◆ **What you are asked to do**
How many lines of these entries hold the string "Normal"? Reply with the number alone.

Material start

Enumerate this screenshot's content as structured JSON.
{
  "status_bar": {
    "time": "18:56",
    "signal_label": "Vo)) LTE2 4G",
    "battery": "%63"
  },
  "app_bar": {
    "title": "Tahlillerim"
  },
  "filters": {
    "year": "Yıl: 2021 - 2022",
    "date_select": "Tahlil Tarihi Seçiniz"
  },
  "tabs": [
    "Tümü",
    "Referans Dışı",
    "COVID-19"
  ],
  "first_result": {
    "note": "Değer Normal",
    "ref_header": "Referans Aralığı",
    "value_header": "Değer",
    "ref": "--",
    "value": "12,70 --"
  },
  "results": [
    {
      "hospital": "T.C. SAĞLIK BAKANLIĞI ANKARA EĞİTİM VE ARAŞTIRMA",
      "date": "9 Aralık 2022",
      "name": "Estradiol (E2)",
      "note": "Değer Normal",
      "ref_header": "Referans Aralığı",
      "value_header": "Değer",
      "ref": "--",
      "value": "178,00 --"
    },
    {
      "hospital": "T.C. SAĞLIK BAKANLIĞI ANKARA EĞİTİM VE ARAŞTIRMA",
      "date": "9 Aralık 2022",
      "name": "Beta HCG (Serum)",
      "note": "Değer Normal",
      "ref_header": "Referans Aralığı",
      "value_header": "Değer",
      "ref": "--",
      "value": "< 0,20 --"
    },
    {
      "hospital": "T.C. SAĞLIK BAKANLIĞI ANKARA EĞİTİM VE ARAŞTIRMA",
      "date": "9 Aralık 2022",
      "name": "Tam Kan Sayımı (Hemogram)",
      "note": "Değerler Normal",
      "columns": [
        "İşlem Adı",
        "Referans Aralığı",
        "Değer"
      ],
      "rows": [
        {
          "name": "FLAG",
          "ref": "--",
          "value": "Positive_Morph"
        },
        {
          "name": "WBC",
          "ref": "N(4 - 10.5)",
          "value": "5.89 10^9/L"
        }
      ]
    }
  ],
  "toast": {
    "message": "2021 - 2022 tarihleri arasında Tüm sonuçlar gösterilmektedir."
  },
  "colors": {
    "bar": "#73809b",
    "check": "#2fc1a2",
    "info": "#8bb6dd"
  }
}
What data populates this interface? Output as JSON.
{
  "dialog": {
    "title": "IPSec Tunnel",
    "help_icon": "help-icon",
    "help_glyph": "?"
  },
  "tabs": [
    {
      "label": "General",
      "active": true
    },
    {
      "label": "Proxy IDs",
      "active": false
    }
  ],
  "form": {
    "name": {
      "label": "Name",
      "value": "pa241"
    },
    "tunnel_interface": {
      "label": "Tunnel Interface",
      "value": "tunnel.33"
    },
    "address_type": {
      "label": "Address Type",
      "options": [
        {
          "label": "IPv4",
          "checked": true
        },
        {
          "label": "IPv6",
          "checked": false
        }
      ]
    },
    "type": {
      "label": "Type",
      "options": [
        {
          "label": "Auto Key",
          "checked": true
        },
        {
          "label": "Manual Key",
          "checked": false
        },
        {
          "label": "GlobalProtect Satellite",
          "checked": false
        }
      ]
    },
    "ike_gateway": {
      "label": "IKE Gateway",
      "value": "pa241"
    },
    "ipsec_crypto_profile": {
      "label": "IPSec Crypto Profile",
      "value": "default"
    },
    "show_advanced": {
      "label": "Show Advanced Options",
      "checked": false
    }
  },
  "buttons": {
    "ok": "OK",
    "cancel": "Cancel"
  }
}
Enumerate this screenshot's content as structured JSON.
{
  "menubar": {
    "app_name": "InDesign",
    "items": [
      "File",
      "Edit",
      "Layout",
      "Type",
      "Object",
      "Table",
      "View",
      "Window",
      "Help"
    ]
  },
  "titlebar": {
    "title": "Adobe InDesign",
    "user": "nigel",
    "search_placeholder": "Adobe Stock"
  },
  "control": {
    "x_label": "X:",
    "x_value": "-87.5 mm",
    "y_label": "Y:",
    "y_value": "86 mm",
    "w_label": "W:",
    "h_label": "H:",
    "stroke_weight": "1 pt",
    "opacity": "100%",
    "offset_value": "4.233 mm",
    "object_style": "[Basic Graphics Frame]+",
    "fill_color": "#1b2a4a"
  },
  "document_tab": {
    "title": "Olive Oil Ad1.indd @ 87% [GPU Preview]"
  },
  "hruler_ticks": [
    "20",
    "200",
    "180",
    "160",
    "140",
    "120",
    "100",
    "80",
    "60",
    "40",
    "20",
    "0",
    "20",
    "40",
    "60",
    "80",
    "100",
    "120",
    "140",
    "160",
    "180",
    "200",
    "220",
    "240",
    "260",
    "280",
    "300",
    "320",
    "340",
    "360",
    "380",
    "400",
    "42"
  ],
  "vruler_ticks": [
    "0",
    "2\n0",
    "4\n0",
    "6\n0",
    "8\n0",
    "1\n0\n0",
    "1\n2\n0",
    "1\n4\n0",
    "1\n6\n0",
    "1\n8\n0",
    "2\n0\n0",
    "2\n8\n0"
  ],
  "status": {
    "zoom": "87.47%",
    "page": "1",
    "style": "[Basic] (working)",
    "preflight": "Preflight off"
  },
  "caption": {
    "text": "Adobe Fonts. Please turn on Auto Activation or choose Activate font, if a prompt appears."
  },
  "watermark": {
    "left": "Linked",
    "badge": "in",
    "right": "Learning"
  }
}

Material end

◆ **Task answer**
4